Among the following entries, count the lines that contain "name" and report only the result.

━━━━━ Records for processing ━━━━━

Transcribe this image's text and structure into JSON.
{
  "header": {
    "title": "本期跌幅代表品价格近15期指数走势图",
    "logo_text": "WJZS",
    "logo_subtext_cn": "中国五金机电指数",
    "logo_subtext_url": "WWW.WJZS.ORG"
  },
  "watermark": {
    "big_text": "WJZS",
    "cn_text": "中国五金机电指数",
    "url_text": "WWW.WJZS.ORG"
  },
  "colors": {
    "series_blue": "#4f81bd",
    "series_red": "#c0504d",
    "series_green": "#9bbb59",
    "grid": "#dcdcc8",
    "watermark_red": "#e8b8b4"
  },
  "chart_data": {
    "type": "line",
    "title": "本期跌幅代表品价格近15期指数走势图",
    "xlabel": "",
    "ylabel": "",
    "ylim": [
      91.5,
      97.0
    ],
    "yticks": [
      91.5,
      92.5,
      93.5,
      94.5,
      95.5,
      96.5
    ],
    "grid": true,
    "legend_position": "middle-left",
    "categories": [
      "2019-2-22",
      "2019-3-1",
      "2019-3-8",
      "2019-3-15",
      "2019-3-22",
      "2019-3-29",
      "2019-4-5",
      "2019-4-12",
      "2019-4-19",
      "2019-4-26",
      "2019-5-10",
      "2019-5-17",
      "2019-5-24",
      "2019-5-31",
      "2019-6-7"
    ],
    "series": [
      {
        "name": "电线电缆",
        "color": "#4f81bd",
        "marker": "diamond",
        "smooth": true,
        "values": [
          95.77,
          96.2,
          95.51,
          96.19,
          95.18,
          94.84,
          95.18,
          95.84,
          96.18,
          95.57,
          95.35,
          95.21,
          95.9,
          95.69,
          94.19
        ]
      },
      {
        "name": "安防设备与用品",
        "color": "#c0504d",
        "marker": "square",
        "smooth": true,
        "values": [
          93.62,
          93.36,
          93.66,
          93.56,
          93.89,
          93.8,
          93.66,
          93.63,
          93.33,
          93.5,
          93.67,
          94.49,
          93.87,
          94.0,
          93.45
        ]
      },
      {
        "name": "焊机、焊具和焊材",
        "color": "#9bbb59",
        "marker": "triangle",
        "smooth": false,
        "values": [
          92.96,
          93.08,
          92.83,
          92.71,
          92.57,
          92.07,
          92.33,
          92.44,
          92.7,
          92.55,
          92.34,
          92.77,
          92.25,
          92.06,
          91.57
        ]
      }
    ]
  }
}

━━━━━

Exercise result
3